====== DATA PROVIDED

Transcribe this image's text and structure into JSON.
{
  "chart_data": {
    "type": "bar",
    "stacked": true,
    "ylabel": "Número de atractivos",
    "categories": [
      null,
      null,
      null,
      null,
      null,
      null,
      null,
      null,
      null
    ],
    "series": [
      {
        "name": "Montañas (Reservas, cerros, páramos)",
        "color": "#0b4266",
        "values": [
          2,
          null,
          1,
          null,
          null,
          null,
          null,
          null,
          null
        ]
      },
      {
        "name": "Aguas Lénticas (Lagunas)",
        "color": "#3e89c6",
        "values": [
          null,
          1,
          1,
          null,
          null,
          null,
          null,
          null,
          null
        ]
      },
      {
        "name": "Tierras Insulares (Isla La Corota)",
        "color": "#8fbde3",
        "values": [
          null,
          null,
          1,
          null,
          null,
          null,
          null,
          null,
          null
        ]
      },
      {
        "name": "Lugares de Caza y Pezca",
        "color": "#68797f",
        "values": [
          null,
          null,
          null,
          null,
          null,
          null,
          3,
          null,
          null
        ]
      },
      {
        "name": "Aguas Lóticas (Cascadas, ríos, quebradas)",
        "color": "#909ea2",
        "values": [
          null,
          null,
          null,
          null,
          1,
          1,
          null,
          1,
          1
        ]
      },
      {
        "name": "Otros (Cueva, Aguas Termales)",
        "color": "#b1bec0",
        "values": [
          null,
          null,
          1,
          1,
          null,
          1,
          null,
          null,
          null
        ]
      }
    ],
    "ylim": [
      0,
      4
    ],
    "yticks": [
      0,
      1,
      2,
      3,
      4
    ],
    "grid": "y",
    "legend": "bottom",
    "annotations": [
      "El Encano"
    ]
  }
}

============

### [DIRECTIONS]
Would you restate each of the entries word for word?

### [TASK RESULT]
Transcribe this image's text and structure into JSON.
{
  "chart_data": {
    "type": "bar",
    "stacked": true,
    "ylabel": "Número de atractivos",
    "categories": [
      null,
      null,
      null,
      null,
      null,
      null,
      null,
      null,
      null
    ],
    "series": [
      {
        "name": "Montañas (Reservas, cerros, páramos)",
        "color": "#0b4266",
        "values": [
          2,
          null,
          1,
          null,
          null,
          null,
          null,
          null,
          null
        ]
      },
      {
        "name": "Aguas Lénticas (Lagunas)",
        "color": "#3e89c6",
        "values": [
          null,
          1,
          1,
          null,
          null,
          null,
          null,
          null,
          null
        ]
      },
      {
        "name": "Tierras Insulares (Isla La Corota)",
        "color": "#8fbde3",
        "values": [
          null,
          null,
          1,
          null,
          null,
          null,
          null,
          null,
          null
        ]
      },
      {
        "name": "Lugares de Caza y Pezca",
        "color": "#68797f",
        "values": [
          null,
          null,
          null,
          null,
          null,
          null,
          3,
          null,
          null
        ]
      },
      {
        "name": "Aguas Lóticas (Cascadas, ríos, quebradas)",
        "color": "#909ea2",
        "values": [
          null,
          null,
          null,
          null,
          1,
          1,
          null,
          1,
          1
        ]
      },
      {
        "name": "Otros (Cueva, Aguas Termales)",
        "color": "#b1bec0",
        "values": [
          null,
          null,
          1,
          1,
          null,
          1,
          null,
          null,
          null
        ]
      }
    ],
    "ylim": [
      0,
      4
    ],
    "yticks": [
      0,
      1,
      2,
      3,
      4
    ],
    "grid": "y",
    "legend": "bottom",
    "annotations": [
      "El Encano"
    ]
  }
}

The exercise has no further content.